BRIEF: Nothing in the records may be left out or altered; reproduce them all exactly.

#### SUPPLIED DATA ####

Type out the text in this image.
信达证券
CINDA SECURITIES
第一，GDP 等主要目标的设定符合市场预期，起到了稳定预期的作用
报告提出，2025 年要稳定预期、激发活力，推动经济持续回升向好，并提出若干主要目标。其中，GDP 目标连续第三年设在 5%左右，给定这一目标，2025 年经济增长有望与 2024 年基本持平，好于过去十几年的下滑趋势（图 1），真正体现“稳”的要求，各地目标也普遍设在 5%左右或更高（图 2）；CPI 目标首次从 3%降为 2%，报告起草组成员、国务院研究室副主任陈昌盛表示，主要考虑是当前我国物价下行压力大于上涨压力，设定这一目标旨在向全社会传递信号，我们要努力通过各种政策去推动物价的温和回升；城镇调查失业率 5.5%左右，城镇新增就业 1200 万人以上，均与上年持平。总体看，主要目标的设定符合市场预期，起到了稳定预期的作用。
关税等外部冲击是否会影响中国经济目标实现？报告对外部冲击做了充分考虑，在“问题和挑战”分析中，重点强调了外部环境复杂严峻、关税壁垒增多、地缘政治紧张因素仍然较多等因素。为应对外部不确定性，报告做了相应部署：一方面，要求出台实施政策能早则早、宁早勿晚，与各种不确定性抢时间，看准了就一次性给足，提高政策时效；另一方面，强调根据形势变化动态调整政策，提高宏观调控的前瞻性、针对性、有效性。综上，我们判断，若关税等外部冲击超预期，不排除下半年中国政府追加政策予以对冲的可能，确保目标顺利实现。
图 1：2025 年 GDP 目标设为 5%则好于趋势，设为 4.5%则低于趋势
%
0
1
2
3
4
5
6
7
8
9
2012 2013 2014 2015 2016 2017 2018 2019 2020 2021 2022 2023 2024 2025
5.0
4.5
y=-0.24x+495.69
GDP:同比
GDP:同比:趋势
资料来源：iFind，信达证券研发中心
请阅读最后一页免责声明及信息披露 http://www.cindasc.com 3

####

WRITTEN SOLUTION:
Type out the text in this image.
信达证券
CINDA SECURITIES
第一，GDP 等主要目标的设定符合市场预期，起到了稳定预期的作用
报告提出，2025 年要稳定预期、激发活力，推动经济持续回升向好，并提出若干主要目标。其中，GDP 目标连续第三年设在 5%左右，给定这一目标，2025 年经济增长有望与 2024 年基本持平，好于过去十几年的下滑趋势（图 1），真正体现“稳”的要求，各地目标也普遍设在 5%左右或更高（图 2）；CPI 目标首次从 3%降为 2%，报告起草组成员、国务院研究室副主任陈昌盛表示，主要考虑是当前我国物价下行压力大于上涨压力，设定这一目标旨在向全社会传递信号，我们要努力通过各种政策去推动物价的温和回升；城镇调查失业率 5.5%左右，城镇新增就业 1200 万人以上，均与上年持平。总体看，主要目标的设定符合市场预期，起到了稳定预期的作用。
关税等外部冲击是否会影响中国经济目标实现？报告对外部冲击做了充分考虑，在“问题和挑战”分析中，重点强调了外部环境复杂严峻、关税壁垒增多、地缘政治紧张因素仍然较多等因素。为应对外部不确定性，报告做了相应部署：一方面，要求出台实施政策能早则早、宁早勿晚，与各种不确定性抢时间，看准了就一次性给足，提高政策时效；另一方面，强调根据形势变化动态调整政策，提高宏观调控的前瞻性、针对性、有效性。综上，我们判断，若关税等外部冲击超预期，不排除下半年中国政府追加政策予以对冲的可能，确保目标顺利实现。
图 1：2025 年 GDP 目标设为 5%则好于趋势，设为 4.5%则低于趋势
%
0
1
2
3
4
5
6
7
8
9
2012 2013 2014 2015 2016 2017 2018 2019 2020 2021 2022 2023 2024 2025
5.0
4.5
y=-0.24x+495.69
GDP:同比
GDP:同比:趋势
资料来源：iFind，信达证券研发中心
请阅读最后一页免责声明及信息披露 http://www.cindasc.com 3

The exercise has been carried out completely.